Your instructions.
Show only lines that include "this".

Records contained in a dataset.
★ ★ ★ ★ ★
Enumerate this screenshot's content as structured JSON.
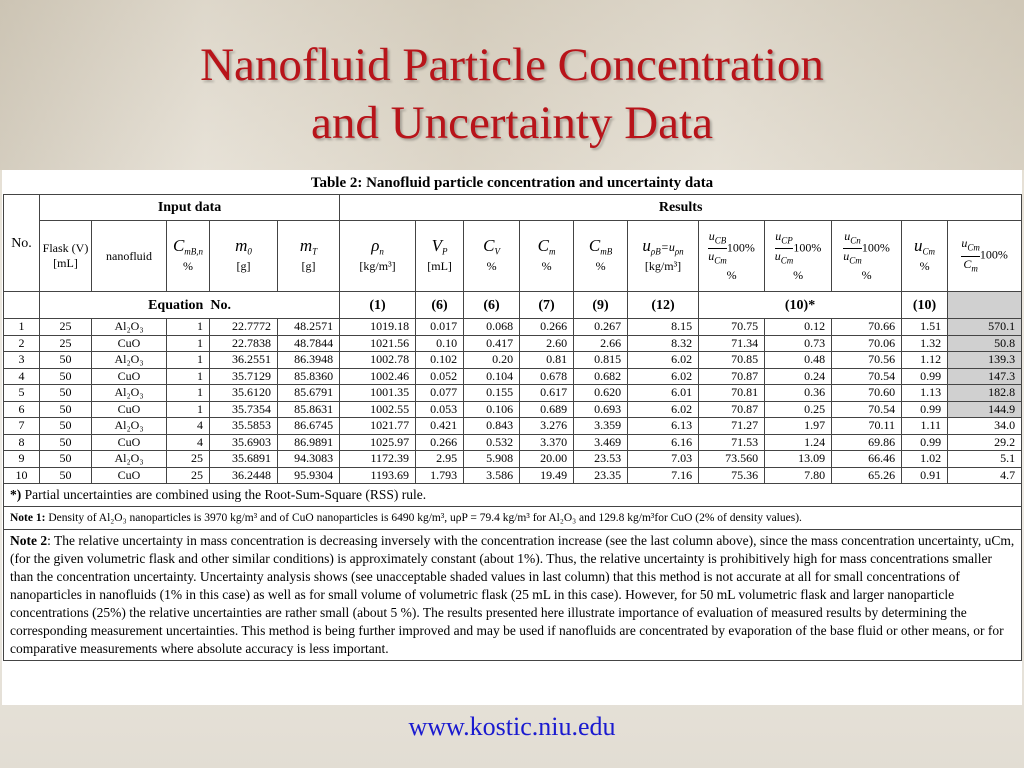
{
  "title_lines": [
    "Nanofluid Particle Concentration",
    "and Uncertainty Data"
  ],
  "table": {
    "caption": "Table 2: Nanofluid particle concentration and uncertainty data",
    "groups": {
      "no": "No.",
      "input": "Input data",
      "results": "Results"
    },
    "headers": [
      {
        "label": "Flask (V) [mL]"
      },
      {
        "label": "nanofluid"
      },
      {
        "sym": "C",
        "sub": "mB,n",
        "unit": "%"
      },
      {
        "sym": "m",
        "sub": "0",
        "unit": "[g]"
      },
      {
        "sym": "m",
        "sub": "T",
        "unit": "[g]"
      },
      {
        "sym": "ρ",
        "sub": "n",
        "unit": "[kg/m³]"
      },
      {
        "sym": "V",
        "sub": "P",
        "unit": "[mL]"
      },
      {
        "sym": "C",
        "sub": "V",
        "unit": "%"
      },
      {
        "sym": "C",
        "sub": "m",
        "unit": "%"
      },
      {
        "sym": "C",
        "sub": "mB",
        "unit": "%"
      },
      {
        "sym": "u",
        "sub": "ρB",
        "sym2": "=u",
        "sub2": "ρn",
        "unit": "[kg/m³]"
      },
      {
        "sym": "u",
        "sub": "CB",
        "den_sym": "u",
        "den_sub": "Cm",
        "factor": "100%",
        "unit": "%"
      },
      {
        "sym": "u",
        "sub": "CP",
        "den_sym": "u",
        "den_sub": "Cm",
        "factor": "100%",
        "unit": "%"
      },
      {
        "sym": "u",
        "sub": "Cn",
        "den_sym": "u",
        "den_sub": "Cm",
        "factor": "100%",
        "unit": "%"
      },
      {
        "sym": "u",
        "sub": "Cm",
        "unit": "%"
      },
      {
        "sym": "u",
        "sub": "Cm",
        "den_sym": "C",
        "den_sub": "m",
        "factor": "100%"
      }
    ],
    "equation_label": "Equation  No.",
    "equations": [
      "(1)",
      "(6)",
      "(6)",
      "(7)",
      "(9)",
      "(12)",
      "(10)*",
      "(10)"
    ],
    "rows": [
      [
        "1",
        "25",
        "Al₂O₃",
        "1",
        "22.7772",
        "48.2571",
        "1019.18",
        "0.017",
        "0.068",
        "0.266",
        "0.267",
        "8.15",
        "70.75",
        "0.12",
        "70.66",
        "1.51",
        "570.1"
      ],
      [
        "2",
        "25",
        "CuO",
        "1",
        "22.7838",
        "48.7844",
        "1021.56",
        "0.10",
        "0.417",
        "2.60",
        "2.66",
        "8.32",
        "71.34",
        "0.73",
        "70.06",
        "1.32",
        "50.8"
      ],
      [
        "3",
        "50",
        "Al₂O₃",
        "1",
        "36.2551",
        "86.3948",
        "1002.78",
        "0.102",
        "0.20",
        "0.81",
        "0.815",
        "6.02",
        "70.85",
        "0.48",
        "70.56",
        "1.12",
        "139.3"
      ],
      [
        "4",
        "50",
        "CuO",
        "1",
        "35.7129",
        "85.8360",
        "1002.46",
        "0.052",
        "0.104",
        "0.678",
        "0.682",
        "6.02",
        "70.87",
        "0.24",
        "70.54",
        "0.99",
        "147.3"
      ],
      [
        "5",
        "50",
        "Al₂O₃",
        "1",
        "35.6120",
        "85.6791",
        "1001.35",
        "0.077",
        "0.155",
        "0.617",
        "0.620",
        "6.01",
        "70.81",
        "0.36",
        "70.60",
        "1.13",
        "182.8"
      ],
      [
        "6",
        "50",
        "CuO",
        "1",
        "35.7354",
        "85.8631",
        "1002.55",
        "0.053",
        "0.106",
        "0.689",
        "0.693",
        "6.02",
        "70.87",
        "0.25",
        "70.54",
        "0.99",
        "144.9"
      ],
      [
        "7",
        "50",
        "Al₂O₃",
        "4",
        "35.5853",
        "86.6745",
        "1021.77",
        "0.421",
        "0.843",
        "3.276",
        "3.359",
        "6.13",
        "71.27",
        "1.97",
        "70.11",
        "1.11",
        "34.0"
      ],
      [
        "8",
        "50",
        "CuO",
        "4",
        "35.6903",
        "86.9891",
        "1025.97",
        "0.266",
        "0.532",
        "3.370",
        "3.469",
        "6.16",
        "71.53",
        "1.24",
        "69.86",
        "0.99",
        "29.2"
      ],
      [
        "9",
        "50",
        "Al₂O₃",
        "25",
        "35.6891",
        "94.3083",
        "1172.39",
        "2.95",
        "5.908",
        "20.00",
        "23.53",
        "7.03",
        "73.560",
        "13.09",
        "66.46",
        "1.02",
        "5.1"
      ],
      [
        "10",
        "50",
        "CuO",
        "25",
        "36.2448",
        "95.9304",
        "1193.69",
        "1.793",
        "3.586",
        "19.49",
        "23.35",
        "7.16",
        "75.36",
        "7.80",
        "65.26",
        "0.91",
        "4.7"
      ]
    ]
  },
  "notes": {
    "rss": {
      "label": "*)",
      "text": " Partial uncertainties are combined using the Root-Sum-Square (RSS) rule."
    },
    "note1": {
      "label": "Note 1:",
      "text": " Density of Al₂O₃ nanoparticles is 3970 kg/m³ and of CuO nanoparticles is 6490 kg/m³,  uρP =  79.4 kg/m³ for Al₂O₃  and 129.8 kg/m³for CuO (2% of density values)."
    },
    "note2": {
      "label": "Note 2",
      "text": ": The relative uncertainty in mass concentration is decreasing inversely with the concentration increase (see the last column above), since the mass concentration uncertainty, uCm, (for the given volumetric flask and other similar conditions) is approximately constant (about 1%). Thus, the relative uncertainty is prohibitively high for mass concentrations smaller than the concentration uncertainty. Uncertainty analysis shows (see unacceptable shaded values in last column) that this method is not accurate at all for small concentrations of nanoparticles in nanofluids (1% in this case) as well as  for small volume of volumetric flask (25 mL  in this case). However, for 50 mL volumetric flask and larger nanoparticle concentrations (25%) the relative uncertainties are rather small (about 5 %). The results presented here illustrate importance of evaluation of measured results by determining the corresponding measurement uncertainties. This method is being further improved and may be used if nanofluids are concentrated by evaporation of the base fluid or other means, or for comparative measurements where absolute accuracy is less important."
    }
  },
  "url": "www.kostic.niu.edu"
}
★ ★ ★ ★ ★
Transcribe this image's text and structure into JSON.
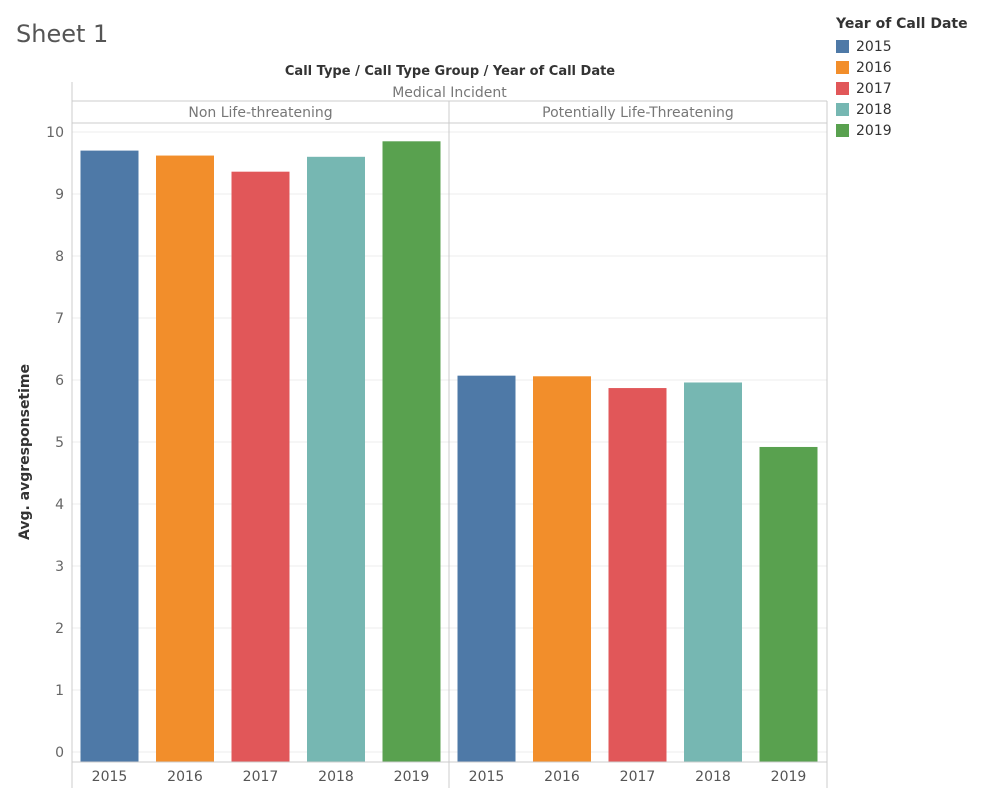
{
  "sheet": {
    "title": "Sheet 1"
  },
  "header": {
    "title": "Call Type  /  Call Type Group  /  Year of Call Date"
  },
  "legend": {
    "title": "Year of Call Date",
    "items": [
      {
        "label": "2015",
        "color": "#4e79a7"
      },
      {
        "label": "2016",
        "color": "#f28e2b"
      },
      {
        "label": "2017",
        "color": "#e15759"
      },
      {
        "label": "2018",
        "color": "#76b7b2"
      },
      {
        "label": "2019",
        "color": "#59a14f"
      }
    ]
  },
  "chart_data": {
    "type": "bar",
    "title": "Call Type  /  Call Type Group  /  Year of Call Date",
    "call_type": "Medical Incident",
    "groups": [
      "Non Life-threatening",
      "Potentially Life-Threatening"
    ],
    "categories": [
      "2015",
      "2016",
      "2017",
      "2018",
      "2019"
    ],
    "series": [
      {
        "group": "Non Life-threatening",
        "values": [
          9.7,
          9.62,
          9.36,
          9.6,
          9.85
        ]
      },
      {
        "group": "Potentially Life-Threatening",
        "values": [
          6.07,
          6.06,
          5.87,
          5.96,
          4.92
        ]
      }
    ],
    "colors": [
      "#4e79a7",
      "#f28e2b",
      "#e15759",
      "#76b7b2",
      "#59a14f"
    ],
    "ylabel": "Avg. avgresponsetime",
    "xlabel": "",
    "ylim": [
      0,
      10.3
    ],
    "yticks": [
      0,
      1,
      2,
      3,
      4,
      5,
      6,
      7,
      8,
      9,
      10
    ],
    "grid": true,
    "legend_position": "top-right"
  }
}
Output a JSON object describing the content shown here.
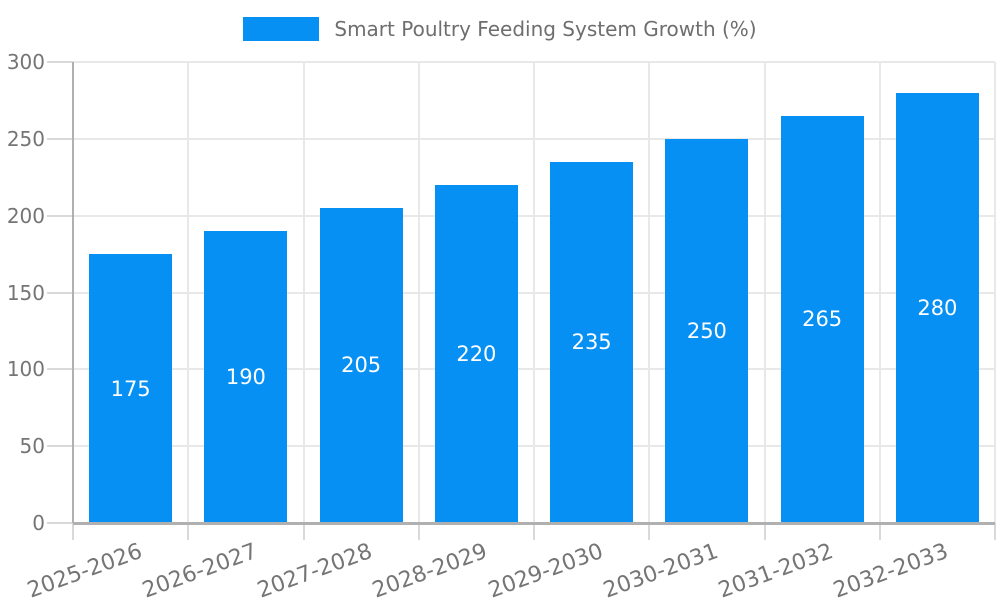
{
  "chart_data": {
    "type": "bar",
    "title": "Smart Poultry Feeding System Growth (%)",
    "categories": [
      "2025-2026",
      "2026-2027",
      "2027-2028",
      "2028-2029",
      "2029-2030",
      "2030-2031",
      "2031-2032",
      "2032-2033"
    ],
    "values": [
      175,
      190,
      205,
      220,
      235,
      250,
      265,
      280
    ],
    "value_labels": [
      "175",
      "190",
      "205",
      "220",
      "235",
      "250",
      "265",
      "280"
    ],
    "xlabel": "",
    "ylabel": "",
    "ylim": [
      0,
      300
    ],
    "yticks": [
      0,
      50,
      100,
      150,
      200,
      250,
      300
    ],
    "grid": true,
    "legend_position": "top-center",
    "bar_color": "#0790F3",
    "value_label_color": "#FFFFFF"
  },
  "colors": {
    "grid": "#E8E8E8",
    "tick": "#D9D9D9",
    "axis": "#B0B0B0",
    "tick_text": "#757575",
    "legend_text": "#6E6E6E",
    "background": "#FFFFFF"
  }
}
★ ★ ★ ★ ★
Response below.
Enumerate this screenshot's content as structured JSON.
      "text": ": The relative uncertainty in mass concentration is decreasing inversely with the concentration increase (see the last column above), since the mass concentration uncertainty, uCm, (for the given volumetric flask and other similar conditions) is approximately constant (about 1%). Thus, the relative uncertainty is prohibitively high for mass concentrations smaller than the concentration uncertainty. Uncertainty analysis shows (see unacceptable shaded values in last column) that this method is not accurate at all for small concentrations of nanoparticles in nanofluids (1% in this case) as well as  for small volume of volumetric flask (25 mL  in this case). However, for 50 mL volumetric flask and larger nanoparticle concentrations (25%) the relative uncertainties are rather small (about 5 %). The results presented here illustrate importance of evaluation of measured results by determining the corresponding measurement uncertainties. This method is being further improved and may be used if nanofluids are concentrated by evaporation of the base fluid or other means, or for comparative measurements where absolute accuracy is less important."
Transcribe this image's text and structure into JSON.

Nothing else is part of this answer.